**Prompt**:
Omit the pictures and output every entry below exactly as written.

━━━━━ Records shown

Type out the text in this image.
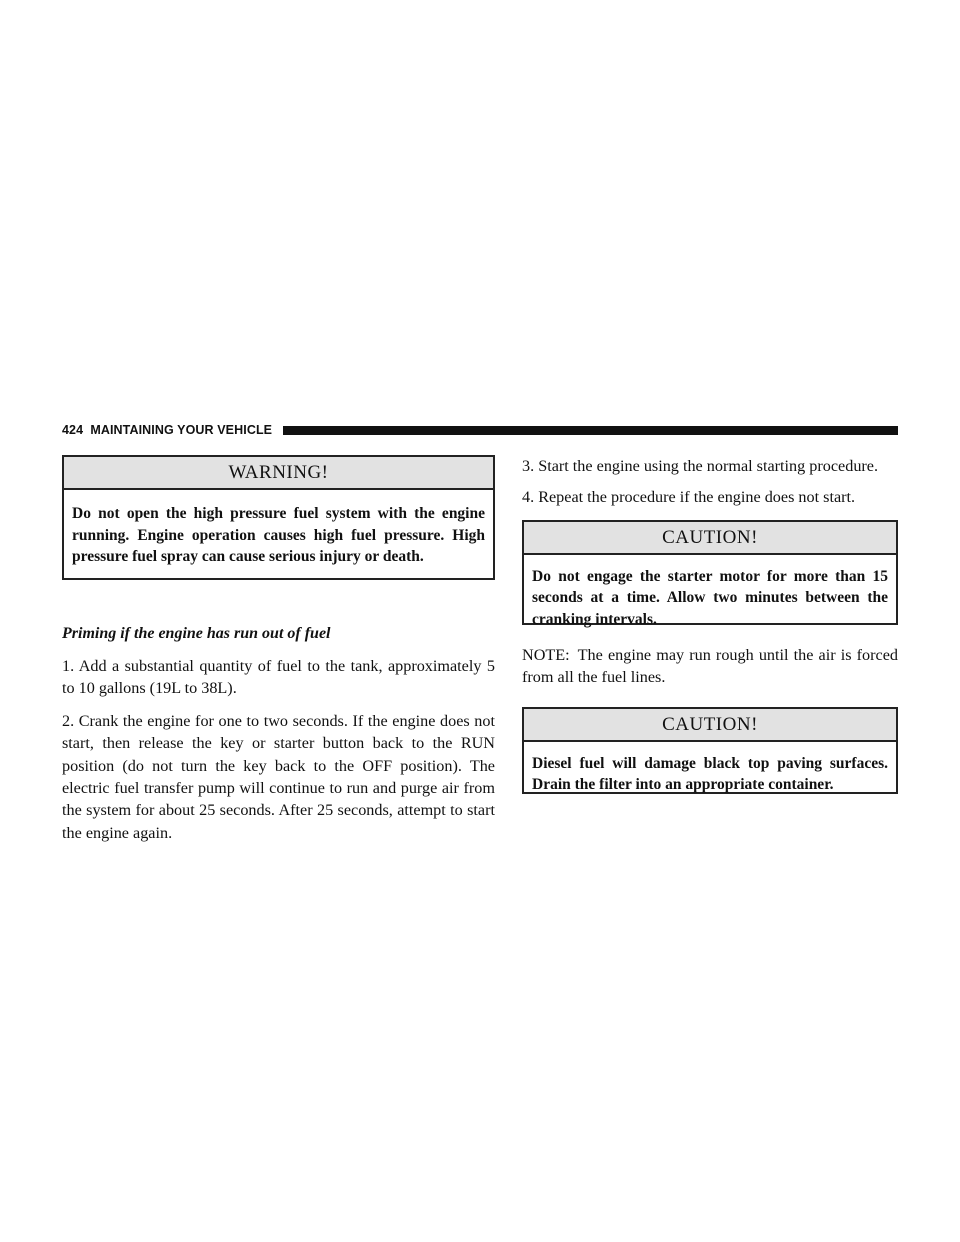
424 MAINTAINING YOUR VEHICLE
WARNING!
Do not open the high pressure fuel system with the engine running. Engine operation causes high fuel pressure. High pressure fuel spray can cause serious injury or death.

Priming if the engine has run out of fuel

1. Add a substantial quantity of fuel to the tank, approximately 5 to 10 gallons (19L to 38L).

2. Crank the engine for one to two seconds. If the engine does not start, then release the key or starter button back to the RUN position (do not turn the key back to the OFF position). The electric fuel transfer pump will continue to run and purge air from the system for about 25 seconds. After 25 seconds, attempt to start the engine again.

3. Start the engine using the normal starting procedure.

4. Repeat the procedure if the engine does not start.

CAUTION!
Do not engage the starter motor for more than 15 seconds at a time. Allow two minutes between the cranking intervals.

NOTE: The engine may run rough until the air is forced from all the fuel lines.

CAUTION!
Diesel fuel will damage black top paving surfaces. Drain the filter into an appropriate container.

━━━━━━━━━━

**Answer below**:
Type out the text in this image.
424 MAINTAINING YOUR VEHICLE
WARNING!
Do not open the high pressure fuel system with the engine running. Engine operation causes high fuel pressure. High pressure fuel spray can cause serious injury or death.

Priming if the engine has run out of fuel

1. Add a substantial quantity of fuel to the tank, approximately 5 to 10 gallons (19L to 38L).

2. Crank the engine for one to two seconds. If the engine does not start, then release the key or starter button back to the RUN position (do not turn the key back to the OFF position). The electric fuel transfer pump will continue to run and purge air from the system for about 25 seconds. After 25 seconds, attempt to start the engine again.

3. Start the engine using the normal starting procedure.

4. Repeat the procedure if the engine does not start.

CAUTION!
Do not engage the starter motor for more than 15 seconds at a time. Allow two minutes between the cranking intervals.

NOTE: The engine may run rough until the air is forced from all the fuel lines.

CAUTION!
Diesel fuel will damage black top paving surfaces. Drain the filter into an appropriate container.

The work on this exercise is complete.